— BEGIN Data extract —

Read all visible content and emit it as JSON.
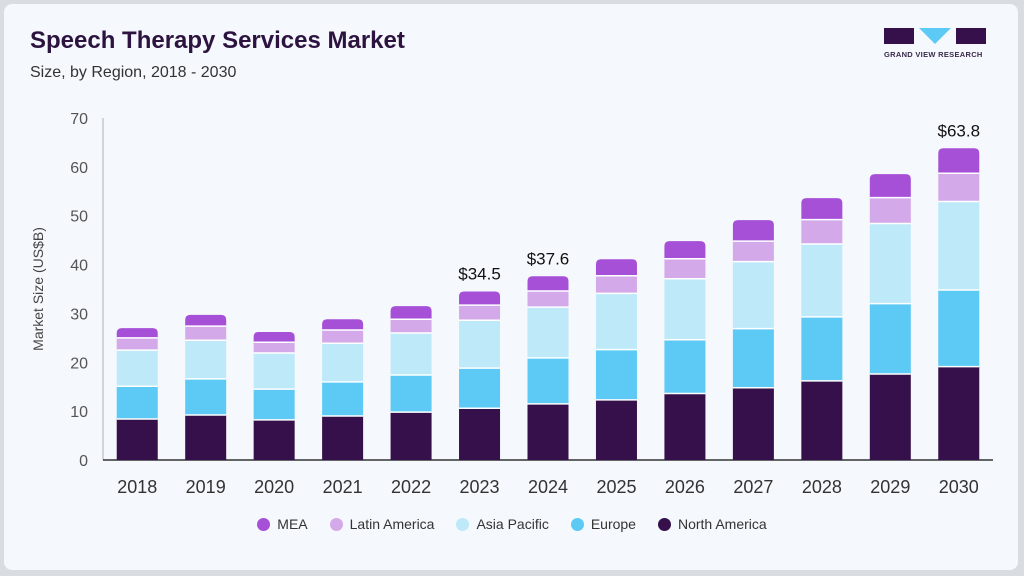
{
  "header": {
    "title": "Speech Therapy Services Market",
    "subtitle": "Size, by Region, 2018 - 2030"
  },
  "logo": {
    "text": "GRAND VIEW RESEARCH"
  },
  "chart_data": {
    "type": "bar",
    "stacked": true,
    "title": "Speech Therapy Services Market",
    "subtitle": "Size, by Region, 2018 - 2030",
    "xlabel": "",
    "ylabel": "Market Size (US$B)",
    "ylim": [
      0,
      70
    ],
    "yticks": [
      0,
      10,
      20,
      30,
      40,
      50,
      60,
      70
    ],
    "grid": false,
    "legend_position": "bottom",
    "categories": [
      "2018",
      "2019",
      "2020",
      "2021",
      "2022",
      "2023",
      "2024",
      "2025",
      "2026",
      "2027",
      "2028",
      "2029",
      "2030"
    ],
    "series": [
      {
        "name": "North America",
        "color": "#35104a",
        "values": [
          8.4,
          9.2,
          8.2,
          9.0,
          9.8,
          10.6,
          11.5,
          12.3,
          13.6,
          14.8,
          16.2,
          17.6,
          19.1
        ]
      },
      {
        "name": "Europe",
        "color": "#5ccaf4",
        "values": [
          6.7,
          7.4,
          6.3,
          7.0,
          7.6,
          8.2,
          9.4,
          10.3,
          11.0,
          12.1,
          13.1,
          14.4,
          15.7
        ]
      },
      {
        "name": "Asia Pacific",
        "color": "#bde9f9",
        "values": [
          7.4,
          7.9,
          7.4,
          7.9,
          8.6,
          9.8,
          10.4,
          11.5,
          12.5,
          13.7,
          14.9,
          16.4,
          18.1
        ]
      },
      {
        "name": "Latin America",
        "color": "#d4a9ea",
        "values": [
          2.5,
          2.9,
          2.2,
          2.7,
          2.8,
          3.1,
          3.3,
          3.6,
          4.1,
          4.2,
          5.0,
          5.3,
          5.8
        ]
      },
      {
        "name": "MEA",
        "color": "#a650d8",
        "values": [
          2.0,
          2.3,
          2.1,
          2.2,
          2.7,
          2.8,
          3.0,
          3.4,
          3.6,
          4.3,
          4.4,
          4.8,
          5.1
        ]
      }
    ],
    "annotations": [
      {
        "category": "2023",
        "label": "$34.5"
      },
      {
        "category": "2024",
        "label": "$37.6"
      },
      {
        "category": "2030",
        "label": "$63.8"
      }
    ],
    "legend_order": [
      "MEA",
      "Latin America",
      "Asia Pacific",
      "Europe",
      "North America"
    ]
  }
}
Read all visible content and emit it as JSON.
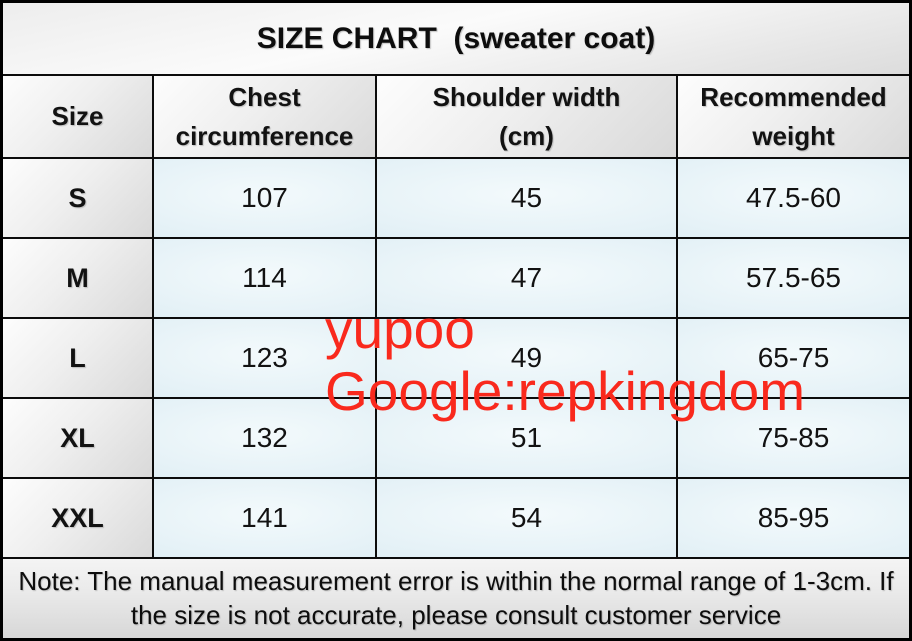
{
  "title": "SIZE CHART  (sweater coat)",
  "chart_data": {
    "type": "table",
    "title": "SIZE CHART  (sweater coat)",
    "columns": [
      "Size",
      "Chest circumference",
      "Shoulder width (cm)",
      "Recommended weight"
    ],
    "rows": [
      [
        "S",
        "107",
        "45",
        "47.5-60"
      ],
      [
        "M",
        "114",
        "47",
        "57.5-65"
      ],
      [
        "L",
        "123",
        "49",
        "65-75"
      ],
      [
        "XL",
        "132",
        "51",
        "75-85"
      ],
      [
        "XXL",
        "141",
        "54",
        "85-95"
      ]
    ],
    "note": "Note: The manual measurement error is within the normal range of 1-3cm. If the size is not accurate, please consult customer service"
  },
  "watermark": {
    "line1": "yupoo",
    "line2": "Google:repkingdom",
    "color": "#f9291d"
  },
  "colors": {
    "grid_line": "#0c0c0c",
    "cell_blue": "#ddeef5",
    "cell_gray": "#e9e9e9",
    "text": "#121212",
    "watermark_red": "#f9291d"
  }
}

— END Data extract —
— BEGIN Data extract —

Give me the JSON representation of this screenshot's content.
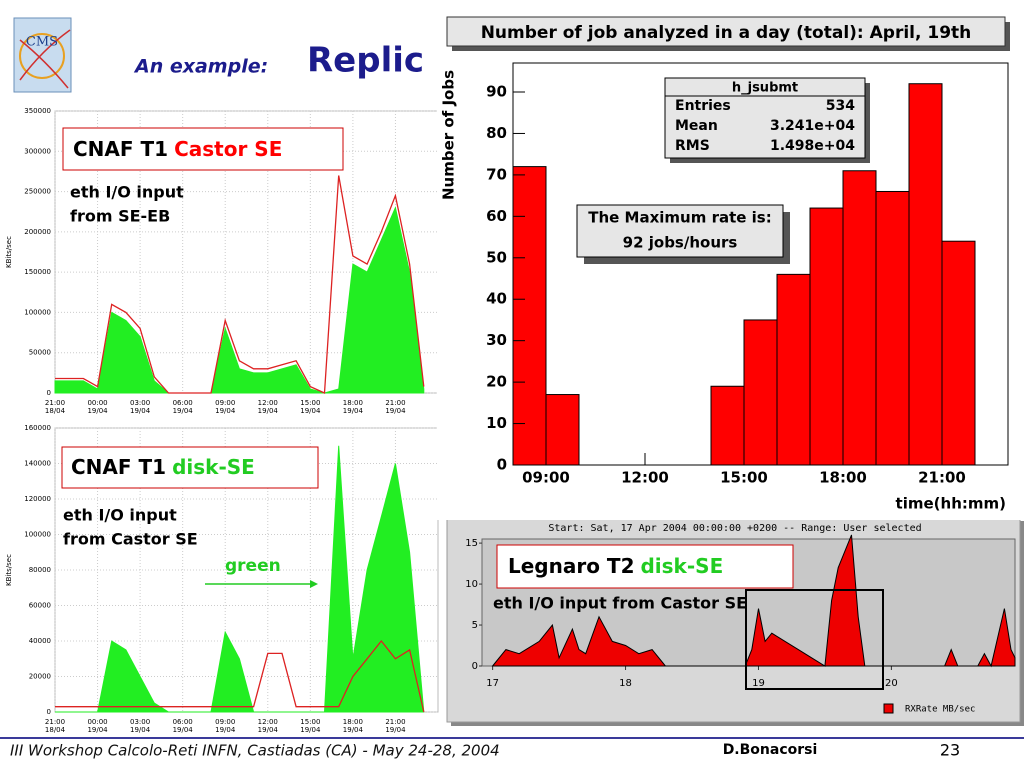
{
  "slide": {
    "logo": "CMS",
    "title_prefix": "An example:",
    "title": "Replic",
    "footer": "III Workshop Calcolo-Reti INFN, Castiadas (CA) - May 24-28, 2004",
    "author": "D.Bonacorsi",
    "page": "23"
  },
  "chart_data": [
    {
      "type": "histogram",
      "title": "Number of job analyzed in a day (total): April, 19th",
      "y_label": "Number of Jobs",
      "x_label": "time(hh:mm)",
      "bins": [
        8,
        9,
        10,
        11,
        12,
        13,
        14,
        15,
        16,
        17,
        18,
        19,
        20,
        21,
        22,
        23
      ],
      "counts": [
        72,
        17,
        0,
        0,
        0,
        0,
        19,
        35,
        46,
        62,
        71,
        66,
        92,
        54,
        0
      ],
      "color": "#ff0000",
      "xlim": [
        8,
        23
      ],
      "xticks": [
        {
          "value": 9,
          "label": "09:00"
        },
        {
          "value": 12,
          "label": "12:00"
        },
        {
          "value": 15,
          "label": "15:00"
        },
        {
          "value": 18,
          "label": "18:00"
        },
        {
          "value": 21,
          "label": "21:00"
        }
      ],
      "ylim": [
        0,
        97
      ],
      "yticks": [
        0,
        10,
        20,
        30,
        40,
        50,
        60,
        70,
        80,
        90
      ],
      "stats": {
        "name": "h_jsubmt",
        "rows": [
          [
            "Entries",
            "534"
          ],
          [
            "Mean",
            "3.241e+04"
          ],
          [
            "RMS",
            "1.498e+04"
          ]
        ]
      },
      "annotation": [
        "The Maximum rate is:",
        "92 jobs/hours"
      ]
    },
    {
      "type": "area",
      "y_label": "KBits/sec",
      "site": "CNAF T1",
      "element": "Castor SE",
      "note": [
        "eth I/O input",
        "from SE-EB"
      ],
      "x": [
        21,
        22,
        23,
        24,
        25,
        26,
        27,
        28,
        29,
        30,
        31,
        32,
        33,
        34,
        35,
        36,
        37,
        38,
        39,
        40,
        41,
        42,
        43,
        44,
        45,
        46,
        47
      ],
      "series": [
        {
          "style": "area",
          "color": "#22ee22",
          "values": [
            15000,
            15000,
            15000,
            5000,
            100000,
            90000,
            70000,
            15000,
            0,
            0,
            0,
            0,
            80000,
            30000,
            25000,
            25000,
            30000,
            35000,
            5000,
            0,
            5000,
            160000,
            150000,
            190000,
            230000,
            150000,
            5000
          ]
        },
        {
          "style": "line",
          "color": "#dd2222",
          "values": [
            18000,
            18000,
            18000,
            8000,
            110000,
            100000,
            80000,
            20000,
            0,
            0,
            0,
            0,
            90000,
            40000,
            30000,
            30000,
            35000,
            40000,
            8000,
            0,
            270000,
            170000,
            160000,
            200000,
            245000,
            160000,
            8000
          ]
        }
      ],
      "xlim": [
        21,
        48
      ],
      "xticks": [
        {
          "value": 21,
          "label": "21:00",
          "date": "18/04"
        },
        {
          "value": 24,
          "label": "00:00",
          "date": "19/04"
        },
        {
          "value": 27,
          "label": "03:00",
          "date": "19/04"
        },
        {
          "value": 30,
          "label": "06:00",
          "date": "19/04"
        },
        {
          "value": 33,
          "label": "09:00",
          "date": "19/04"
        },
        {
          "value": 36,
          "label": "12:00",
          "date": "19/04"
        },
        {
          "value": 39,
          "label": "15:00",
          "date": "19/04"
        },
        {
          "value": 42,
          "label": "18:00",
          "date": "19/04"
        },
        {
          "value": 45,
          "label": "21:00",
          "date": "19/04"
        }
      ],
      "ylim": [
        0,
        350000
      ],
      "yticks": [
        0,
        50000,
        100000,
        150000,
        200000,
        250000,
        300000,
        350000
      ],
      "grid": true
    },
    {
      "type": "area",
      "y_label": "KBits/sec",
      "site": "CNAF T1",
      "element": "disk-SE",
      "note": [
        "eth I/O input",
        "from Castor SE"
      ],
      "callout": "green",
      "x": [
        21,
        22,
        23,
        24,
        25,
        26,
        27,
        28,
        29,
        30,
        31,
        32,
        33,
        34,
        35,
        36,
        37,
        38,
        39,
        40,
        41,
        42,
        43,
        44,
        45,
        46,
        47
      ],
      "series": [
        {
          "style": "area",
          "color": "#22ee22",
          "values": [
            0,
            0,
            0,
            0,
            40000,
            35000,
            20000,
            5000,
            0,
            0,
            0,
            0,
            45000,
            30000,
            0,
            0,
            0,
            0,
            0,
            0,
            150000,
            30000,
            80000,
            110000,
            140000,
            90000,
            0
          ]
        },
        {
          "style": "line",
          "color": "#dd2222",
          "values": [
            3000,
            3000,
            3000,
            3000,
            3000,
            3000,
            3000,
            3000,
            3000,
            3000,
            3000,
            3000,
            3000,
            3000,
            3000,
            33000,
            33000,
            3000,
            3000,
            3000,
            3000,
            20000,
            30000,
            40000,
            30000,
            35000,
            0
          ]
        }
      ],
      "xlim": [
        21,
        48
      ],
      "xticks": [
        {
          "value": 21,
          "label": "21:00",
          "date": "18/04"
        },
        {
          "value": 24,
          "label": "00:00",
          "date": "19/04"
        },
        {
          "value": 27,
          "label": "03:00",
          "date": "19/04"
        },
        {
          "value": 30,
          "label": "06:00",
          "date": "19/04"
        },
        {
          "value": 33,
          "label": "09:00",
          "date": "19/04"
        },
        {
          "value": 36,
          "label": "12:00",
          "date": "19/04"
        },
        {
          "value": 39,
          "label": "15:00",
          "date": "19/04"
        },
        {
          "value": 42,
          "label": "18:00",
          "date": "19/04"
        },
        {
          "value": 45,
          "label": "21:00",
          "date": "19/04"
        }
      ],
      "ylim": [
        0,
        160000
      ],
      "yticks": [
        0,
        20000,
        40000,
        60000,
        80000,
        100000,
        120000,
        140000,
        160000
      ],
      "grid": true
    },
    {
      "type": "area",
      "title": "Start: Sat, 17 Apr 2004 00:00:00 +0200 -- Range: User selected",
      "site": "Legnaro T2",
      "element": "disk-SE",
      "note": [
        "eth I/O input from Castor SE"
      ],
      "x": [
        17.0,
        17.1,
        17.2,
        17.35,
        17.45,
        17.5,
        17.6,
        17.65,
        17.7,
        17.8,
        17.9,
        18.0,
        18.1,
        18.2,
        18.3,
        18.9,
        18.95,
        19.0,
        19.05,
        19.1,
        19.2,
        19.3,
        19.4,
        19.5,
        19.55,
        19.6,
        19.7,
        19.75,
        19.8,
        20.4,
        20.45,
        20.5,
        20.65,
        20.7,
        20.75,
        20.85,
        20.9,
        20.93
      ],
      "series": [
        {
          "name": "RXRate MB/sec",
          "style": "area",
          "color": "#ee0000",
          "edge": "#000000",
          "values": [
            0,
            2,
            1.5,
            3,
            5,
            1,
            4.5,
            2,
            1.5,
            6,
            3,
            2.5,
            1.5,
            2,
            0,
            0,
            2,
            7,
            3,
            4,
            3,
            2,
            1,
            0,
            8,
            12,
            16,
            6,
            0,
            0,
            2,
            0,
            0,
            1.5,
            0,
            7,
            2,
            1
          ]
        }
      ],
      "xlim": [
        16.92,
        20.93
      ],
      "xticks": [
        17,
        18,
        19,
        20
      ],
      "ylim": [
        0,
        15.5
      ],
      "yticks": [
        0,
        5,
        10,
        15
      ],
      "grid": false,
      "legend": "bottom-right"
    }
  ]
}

— END Data extract —
— BEGIN Data extract —

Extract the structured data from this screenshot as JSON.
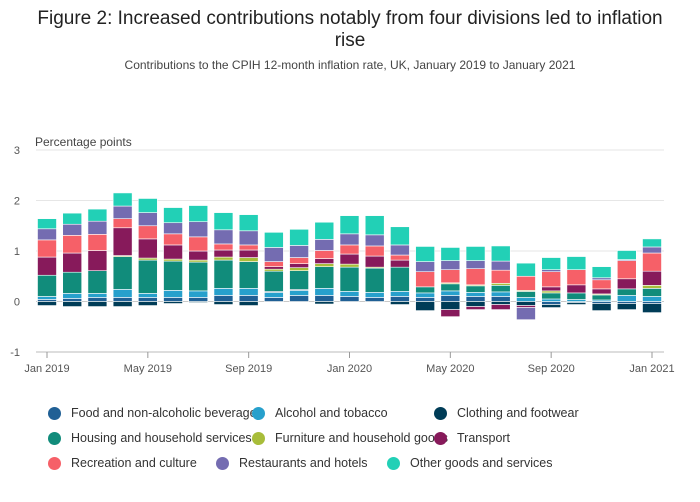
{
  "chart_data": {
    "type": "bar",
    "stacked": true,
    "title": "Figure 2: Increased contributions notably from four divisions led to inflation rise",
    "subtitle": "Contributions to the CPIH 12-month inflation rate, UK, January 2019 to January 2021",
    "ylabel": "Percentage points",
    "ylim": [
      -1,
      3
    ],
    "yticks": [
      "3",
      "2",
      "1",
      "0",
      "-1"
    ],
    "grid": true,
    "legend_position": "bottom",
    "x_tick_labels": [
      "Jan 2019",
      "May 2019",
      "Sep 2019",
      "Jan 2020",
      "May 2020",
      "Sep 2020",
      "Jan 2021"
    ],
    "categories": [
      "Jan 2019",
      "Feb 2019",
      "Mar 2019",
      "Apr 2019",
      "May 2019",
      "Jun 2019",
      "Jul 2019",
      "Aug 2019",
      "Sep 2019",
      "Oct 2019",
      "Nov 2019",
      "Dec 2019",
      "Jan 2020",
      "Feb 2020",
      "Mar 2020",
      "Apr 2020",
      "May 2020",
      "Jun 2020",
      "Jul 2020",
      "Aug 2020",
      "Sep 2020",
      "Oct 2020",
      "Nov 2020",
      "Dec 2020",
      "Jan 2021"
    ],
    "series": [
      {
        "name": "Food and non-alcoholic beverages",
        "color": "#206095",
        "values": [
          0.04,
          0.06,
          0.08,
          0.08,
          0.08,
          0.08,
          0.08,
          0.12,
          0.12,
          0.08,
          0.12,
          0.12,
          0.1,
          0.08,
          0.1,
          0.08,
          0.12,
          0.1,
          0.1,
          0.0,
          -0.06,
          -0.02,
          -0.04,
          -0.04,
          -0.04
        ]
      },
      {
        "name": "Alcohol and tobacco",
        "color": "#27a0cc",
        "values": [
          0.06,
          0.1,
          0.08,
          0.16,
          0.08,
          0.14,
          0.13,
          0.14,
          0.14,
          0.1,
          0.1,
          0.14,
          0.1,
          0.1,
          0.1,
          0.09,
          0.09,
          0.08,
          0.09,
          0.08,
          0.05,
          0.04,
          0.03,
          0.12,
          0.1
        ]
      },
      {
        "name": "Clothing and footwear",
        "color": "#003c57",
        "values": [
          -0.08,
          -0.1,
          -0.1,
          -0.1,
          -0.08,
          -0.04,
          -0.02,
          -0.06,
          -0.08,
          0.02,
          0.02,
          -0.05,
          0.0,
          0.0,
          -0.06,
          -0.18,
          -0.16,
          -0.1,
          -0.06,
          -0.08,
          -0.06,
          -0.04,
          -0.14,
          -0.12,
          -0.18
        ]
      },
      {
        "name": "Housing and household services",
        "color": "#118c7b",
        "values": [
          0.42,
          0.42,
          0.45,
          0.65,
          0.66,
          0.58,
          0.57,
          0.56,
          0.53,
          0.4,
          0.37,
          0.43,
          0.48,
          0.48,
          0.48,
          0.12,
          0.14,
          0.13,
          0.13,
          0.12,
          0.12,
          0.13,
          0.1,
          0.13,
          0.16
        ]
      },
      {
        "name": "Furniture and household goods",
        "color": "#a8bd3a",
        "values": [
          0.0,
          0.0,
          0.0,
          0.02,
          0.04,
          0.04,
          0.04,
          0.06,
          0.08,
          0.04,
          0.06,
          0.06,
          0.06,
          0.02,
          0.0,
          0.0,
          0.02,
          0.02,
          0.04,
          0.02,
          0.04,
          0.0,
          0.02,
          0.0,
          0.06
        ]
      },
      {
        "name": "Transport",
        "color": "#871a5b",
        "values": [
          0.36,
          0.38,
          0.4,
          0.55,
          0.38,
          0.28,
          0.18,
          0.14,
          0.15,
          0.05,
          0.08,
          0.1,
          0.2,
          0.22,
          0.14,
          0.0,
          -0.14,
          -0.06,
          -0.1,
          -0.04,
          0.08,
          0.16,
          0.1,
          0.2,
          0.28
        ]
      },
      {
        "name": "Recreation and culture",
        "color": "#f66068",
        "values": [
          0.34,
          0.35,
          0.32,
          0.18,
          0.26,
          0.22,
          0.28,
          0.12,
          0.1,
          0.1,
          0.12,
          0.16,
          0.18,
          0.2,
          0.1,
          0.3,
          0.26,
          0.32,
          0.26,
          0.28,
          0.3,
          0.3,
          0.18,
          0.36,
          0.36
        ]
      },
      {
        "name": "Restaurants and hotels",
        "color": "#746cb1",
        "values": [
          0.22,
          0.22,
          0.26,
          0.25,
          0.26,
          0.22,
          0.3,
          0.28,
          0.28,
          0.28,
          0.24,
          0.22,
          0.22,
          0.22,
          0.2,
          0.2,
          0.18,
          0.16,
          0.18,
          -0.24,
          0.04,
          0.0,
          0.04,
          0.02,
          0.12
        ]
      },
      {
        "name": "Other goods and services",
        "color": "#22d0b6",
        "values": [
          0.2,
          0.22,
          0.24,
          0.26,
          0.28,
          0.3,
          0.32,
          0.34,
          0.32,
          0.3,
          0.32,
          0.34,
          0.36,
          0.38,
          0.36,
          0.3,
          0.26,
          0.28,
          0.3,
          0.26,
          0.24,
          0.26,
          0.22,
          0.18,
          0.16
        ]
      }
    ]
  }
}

— END Data extract —

**Task statement:**
Identify and extract each line of the listing that contains "category".

**Reply to the exercise:**
        "category": "2023",
        "category": "2024",
        "category": "2030",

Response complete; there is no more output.